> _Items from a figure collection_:
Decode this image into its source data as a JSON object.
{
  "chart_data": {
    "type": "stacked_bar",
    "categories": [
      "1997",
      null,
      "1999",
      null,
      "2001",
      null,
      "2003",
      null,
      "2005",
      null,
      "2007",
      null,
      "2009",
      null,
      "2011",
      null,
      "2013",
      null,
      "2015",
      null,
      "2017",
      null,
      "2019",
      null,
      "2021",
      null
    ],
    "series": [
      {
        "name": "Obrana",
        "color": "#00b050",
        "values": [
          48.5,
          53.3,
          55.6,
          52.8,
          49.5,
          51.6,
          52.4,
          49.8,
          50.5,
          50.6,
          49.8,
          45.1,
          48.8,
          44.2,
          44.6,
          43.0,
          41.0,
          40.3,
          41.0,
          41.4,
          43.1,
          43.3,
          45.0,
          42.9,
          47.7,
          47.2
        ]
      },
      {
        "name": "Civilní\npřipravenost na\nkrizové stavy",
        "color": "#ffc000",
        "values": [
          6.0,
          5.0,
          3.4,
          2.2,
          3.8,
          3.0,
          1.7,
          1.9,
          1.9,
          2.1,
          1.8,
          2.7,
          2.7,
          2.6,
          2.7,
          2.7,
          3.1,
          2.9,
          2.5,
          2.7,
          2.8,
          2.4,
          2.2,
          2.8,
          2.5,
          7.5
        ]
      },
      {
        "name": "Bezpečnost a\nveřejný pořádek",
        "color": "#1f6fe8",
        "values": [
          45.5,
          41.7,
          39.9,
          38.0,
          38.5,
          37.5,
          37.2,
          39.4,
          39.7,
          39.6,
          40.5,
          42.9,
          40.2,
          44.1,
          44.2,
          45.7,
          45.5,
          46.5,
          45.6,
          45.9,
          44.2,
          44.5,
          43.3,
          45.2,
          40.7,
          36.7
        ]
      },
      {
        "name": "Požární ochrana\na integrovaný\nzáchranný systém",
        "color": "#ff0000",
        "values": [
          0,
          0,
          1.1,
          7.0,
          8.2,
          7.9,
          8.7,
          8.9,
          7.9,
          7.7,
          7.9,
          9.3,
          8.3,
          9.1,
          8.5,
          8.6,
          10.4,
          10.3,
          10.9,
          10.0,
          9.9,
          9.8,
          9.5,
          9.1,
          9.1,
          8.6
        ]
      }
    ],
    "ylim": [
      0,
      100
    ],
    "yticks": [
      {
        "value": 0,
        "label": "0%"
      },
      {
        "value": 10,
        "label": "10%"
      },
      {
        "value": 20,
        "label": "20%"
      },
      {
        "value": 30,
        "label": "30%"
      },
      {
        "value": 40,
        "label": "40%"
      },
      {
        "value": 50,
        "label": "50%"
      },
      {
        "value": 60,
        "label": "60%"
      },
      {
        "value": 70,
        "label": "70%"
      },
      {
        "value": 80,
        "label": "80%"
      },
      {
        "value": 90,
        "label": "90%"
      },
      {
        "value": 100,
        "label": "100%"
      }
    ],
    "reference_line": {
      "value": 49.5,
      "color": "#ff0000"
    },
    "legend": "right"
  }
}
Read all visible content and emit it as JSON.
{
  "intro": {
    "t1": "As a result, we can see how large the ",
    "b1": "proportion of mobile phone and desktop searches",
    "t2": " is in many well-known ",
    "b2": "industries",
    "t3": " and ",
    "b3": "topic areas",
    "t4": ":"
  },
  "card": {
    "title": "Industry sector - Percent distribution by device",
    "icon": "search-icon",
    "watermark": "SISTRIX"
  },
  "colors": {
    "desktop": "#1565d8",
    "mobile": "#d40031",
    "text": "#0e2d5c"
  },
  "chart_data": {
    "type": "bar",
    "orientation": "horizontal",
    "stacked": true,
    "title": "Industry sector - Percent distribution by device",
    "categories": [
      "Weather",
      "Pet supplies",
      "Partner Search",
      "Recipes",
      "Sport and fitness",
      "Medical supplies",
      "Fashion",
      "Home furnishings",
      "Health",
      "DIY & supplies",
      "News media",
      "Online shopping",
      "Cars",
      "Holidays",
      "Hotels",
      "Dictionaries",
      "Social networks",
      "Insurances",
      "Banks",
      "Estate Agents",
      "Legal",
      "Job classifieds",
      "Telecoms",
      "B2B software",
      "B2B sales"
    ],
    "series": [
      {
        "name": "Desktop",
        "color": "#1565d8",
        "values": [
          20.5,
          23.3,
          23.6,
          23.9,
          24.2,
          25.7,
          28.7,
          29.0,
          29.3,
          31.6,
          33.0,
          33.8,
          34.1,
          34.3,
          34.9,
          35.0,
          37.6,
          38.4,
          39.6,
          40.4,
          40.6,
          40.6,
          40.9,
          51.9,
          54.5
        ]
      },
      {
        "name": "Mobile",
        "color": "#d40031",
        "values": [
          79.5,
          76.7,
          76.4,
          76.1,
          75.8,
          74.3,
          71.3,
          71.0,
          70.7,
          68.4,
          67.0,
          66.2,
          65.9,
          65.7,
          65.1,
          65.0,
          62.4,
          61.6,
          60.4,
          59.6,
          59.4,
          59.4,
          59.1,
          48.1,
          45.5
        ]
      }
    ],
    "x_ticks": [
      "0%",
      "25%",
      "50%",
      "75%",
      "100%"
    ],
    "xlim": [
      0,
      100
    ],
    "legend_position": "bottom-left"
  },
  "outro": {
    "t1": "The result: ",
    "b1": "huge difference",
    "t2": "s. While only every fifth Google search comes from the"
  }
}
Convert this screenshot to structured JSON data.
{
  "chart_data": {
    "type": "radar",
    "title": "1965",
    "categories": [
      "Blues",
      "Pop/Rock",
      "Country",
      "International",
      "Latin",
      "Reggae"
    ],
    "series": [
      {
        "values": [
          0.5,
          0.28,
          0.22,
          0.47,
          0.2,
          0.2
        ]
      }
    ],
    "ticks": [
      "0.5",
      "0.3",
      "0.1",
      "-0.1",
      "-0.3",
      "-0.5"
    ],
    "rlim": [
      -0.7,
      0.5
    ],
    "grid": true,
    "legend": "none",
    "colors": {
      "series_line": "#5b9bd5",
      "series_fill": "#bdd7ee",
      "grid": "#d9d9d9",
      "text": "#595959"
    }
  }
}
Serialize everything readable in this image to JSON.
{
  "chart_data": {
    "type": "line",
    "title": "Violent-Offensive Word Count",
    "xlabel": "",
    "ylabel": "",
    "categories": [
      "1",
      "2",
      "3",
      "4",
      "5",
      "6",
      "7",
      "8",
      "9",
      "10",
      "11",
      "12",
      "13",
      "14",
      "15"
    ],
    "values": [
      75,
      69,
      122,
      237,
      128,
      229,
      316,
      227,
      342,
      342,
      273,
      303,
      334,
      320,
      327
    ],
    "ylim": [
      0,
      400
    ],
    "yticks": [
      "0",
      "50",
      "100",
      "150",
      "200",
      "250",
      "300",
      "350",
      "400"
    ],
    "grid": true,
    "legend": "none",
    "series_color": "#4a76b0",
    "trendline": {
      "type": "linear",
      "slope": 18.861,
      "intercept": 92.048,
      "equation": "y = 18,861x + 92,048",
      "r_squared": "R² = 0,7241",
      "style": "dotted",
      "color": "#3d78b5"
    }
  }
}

> _Task details_:
Retype the listing. Match it exactly.

> _Output of the exercise_:
Decode this image into its source data as a JSON object.
{
  "chart_data": {
    "type": "stacked_bar",
    "categories": [
      "1997",
      null,
      "1999",
      null,
      "2001",
      null,
      "2003",
      null,
      "2005",
      null,
      "2007",
      null,
      "2009",
      null,
      "2011",
      null,
      "2013",
      null,
      "2015",
      null,
      "2017",
      null,
      "2019",
      null,
      "2021",
      null
    ],
    "series": [
      {
        "name": "Obrana",
        "color": "#00b050",
        "values": [
          48.5,
          53.3,
          55.6,
          52.8,
          49.5,
          51.6,
          52.4,
          49.8,
          50.5,
          50.6,
          49.8,
          45.1,
          48.8,
          44.2,
          44.6,
          43.0,
          41.0,
          40.3,
          41.0,
          41.4,
          43.1,
          43.3,
          45.0,
          42.9,
          47.7,
          47.2
        ]
      },
      {
        "name": "Civilní\npřipravenost na\nkrizové stavy",
        "color": "#ffc000",
        "values": [
          6.0,
          5.0,
          3.4,
          2.2,
          3.8,
          3.0,
          1.7,
          1.9,
          1.9,
          2.1,
          1.8,
          2.7,
          2.7,
          2.6,
          2.7,
          2.7,
          3.1,
          2.9,
          2.5,
          2.7,
          2.8,
          2.4,
          2.2,
          2.8,
          2.5,
          7.5
        ]
      },
      {
        "name": "Bezpečnost a\nveřejný pořádek",
        "color": "#1f6fe8",
        "values": [
          45.5,
          41.7,
          39.9,
          38.0,
          38.5,
          37.5,
          37.2,
          39.4,
          39.7,
          39.6,
          40.5,
          42.9,
          40.2,
          44.1,
          44.2,
          45.7,
          45.5,
          46.5,
          45.6,
          45.9,
          44.2,
          44.5,
          43.3,
          45.2,
          40.7,
          36.7
        ]
      },
      {
        "name": "Požární ochrana\na integrovaný\nzáchranný systém",
        "color": "#ff0000",
        "values": [
          0,
          0,
          1.1,
          7.0,
          8.2,
          7.9,
          8.7,
          8.9,
          7.9,
          7.7,
          7.9,
          9.3,
          8.3,
          9.1,
          8.5,
          8.6,
          10.4,
          10.3,
          10.9,
          10.0,
          9.9,
          9.8,
          9.5,
          9.1,
          9.1,
          8.6
        ]
      }
    ],
    "ylim": [
      0,
      100
    ],
    "yticks": [
      {
        "value": 0,
        "label": "0%"
      },
      {
        "value": 10,
        "label": "10%"
      },
      {
        "value": 20,
        "label": "20%"
      },
      {
        "value": 30,
        "label": "30%"
      },
      {
        "value": 40,
        "label": "40%"
      },
      {
        "value": 50,
        "label": "50%"
      },
      {
        "value": 60,
        "label": "60%"
      },
      {
        "value": 70,
        "label": "70%"
      },
      {
        "value": 80,
        "label": "80%"
      },
      {
        "value": 90,
        "label": "90%"
      },
      {
        "value": 100,
        "label": "100%"
      }
    ],
    "reference_line": {
      "value": 49.5,
      "color": "#ff0000"
    },
    "legend": "right"
  }
}
Read all visible content and emit it as JSON.
{
  "intro": {
    "t1": "As a result, we can see how large the ",
    "b1": "proportion of mobile phone and desktop searches",
    "t2": " is in many well-known ",
    "b2": "industries",
    "t3": " and ",
    "b3": "topic areas",
    "t4": ":"
  },
  "card": {
    "title": "Industry sector - Percent distribution by device",
    "icon": "search-icon",
    "watermark": "SISTRIX"
  },
  "colors": {
    "desktop": "#1565d8",
    "mobile": "#d40031",
    "text": "#0e2d5c"
  },
  "chart_data": {
    "type": "bar",
    "orientation": "horizontal",
    "stacked": true,
    "title": "Industry sector - Percent distribution by device",
    "categories": [
      "Weather",
      "Pet supplies",
      "Partner Search",
      "Recipes",
      "Sport and fitness",
      "Medical supplies",
      "Fashion",
      "Home furnishings",
      "Health",
      "DIY & supplies",
      "News media",
      "Online shopping",
      "Cars",
      "Holidays",
      "Hotels",
      "Dictionaries",
      "Social networks",
      "Insurances",
      "Banks",
      "Estate Agents",
      "Legal",
      "Job classifieds",
      "Telecoms",
      "B2B software",
      "B2B sales"
    ],
    "series": [
      {
        "name": "Desktop",
        "color": "#1565d8",
        "values": [
          20.5,
          23.3,
          23.6,
          23.9,
          24.2,
          25.7,
          28.7,
          29.0,
          29.3,
          31.6,
          33.0,
          33.8,
          34.1,
          34.3,
          34.9,
          35.0,
          37.6,
          38.4,
          39.6,
          40.4,
          40.6,
          40.6,
          40.9,
          51.9,
          54.5
        ]
      },
      {
        "name": "Mobile",
        "color": "#d40031",
        "values": [
          79.5,
          76.7,
          76.4,
          76.1,
          75.8,
          74.3,
          71.3,
          71.0,
          70.7,
          68.4,
          67.0,
          66.2,
          65.9,
          65.7,
          65.1,
          65.0,
          62.4,
          61.6,
          60.4,
          59.6,
          59.4,
          59.4,
          59.1,
          48.1,
          45.5
        ]
      }
    ],
    "x_ticks": [
      "0%",
      "25%",
      "50%",
      "75%",
      "100%"
    ],
    "xlim": [
      0,
      100
    ],
    "legend_position": "bottom-left"
  },
  "outro": {
    "t1": "The result: ",
    "b1": "huge difference",
    "t2": "s. While only every fifth Google search comes from the"
  }
}
Convert this screenshot to structured JSON data.
{
  "chart_data": {
    "type": "radar",
    "title": "1965",
    "categories": [
      "Blues",
      "Pop/Rock",
      "Country",
      "International",
      "Latin",
      "Reggae"
    ],
    "series": [
      {
        "values": [
          0.5,
          0.28,
          0.22,
          0.47,
          0.2,
          0.2
        ]
      }
    ],
    "ticks": [
      "0.5",
      "0.3",
      "0.1",
      "-0.1",
      "-0.3",
      "-0.5"
    ],
    "rlim": [
      -0.7,
      0.5
    ],
    "grid": true,
    "legend": "none",
    "colors": {
      "series_line": "#5b9bd5",
      "series_fill": "#bdd7ee",
      "grid": "#d9d9d9",
      "text": "#595959"
    }
  }
}
Serialize everything readable in this image to JSON.
{
  "chart_data": {
    "type": "line",
    "title": "Violent-Offensive Word Count",
    "xlabel": "",
    "ylabel": "",
    "categories": [
      "1",
      "2",
      "3",
      "4",
      "5",
      "6",
      "7",
      "8",
      "9",
      "10",
      "11",
      "12",
      "13",
      "14",
      "15"
    ],
    "values": [
      75,
      69,
      122,
      237,
      128,
      229,
      316,
      227,
      342,
      342,
      273,
      303,
      334,
      320,
      327
    ],
    "ylim": [
      0,
      400
    ],
    "yticks": [
      "0",
      "50",
      "100",
      "150",
      "200",
      "250",
      "300",
      "350",
      "400"
    ],
    "grid": true,
    "legend": "none",
    "series_color": "#4a76b0",
    "trendline": {
      "type": "linear",
      "slope": 18.861,
      "intercept": 92.048,
      "equation": "y = 18,861x + 92,048",
      "r_squared": "R² = 0,7241",
      "style": "dotted",
      "color": "#3d78b5"
    }
  }
}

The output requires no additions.